**Aim of the exercise**
Using the records below, report how many lines hold "Leistungsaufnahme", with no extra text.

**Available data**
▼
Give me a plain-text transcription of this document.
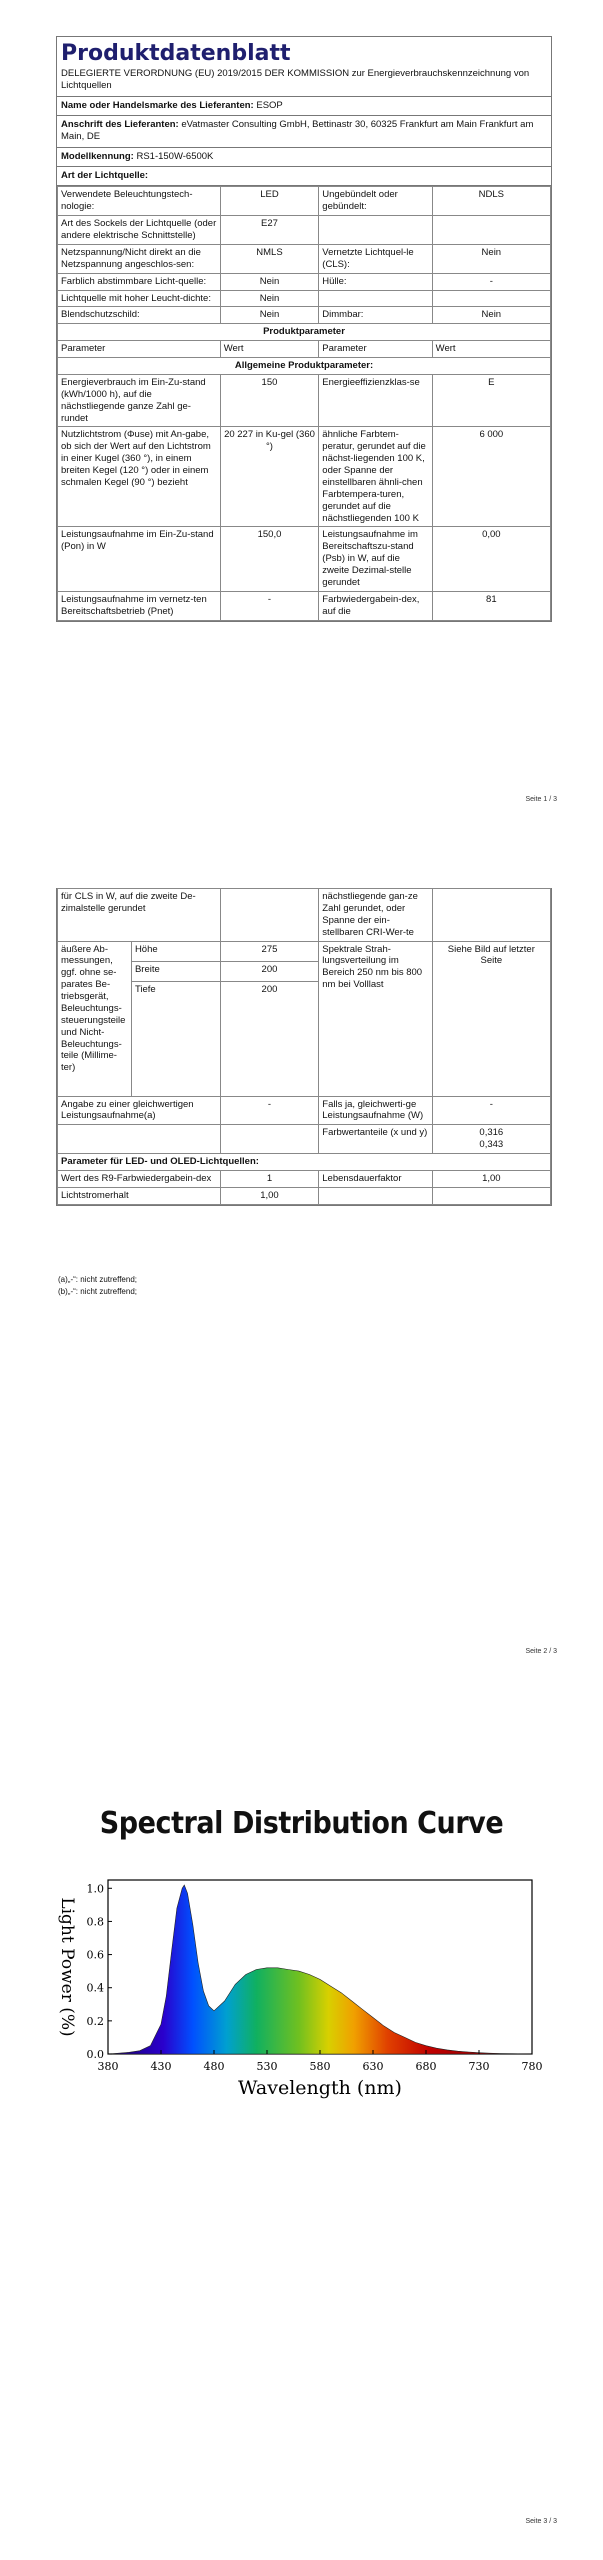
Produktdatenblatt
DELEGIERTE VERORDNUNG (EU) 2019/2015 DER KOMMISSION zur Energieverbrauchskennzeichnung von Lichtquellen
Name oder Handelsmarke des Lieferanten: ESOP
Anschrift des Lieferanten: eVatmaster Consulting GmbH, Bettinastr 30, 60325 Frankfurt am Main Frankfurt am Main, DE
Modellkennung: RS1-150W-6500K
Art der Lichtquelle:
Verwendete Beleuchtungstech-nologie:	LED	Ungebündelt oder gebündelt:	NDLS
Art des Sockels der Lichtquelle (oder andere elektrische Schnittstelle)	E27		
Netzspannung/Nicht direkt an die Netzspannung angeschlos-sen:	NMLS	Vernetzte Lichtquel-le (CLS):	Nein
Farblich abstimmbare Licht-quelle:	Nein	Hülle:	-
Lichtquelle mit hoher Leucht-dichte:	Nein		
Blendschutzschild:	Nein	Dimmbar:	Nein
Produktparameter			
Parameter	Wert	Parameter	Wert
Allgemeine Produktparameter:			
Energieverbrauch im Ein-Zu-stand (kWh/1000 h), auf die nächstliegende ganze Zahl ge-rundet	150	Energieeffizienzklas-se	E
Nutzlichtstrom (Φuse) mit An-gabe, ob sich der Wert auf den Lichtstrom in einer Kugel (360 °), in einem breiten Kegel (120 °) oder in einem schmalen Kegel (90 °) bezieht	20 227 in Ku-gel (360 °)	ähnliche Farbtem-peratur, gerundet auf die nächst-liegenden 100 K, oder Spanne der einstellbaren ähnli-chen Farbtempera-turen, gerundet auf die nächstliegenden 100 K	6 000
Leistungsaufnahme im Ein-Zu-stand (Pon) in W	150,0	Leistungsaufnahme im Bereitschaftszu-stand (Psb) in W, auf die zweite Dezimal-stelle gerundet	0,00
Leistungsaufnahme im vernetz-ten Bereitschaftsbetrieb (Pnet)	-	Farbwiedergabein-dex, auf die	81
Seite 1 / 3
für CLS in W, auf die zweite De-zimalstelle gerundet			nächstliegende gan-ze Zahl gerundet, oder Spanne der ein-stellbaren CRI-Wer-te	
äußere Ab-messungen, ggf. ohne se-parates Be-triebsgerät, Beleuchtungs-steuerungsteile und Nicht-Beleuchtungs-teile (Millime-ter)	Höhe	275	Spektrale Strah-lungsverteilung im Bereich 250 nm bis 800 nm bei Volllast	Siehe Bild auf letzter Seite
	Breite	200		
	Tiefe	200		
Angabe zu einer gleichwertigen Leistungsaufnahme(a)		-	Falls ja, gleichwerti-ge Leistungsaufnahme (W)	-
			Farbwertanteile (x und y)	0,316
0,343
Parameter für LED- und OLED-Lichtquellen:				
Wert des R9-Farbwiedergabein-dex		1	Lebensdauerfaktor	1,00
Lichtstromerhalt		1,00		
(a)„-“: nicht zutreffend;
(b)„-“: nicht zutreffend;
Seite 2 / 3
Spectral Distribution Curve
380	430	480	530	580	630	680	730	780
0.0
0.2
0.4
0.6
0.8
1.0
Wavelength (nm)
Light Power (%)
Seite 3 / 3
▲
▼
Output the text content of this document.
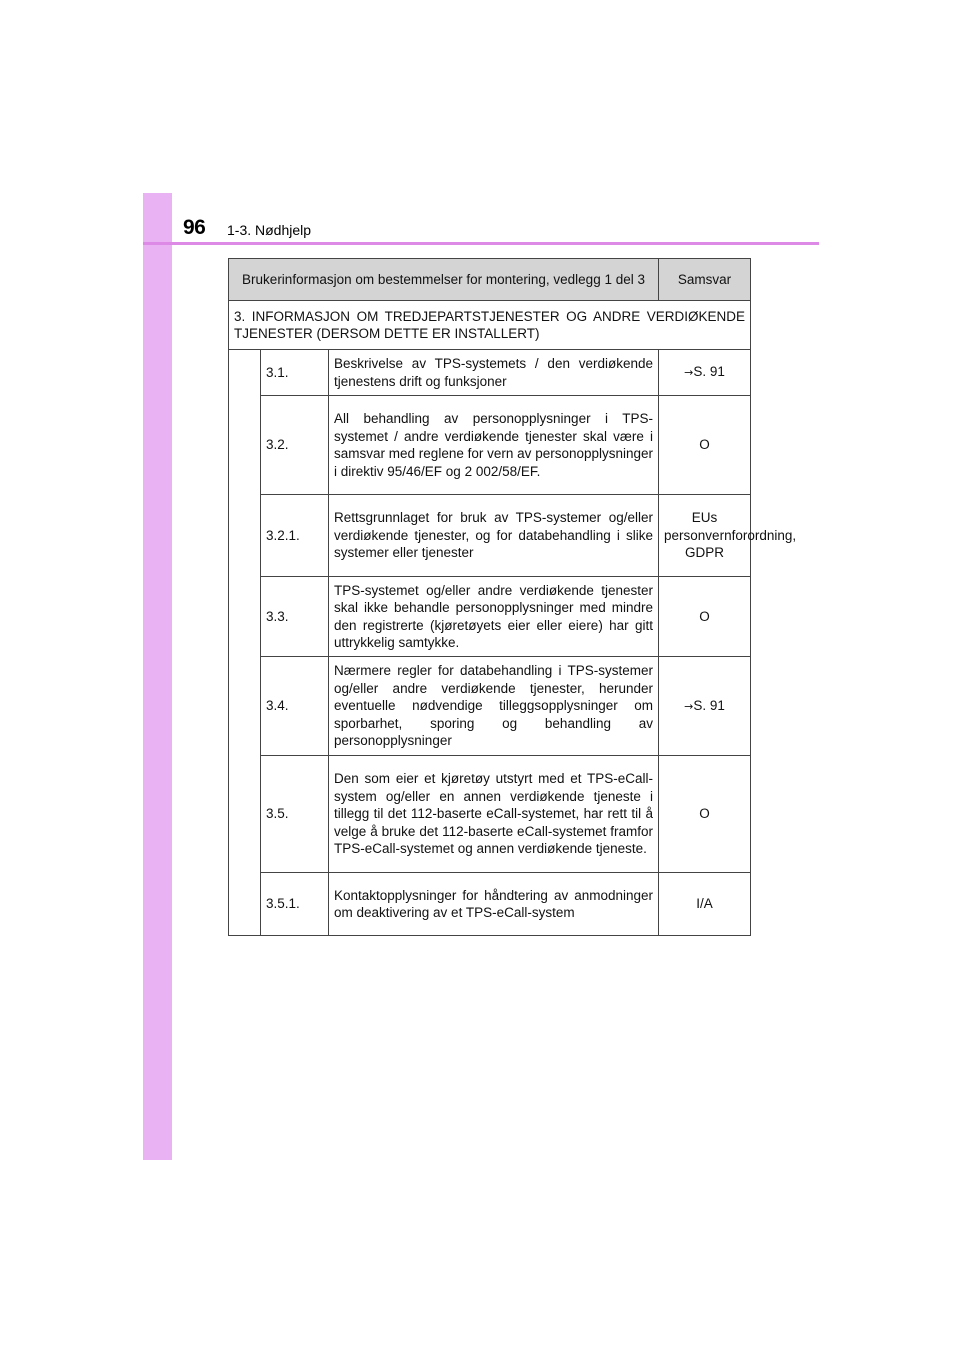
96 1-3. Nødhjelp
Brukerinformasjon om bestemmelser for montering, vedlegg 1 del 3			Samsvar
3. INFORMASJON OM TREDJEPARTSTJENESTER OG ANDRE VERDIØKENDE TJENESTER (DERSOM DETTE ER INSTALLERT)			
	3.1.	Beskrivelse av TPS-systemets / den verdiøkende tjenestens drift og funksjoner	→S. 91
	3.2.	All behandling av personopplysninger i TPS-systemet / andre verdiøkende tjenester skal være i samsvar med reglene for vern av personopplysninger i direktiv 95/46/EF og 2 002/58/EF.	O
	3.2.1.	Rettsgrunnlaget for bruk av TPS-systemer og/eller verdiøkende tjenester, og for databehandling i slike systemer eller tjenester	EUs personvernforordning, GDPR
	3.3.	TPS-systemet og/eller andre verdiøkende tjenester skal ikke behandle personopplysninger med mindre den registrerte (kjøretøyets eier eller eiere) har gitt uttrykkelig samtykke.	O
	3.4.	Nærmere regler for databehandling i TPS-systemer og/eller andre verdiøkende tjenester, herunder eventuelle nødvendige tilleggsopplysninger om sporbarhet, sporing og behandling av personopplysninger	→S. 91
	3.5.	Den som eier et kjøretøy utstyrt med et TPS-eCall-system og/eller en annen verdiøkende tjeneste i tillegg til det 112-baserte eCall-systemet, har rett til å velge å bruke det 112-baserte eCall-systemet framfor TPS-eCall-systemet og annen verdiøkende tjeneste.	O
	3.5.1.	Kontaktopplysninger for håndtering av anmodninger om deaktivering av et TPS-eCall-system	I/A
▲
**Result**
3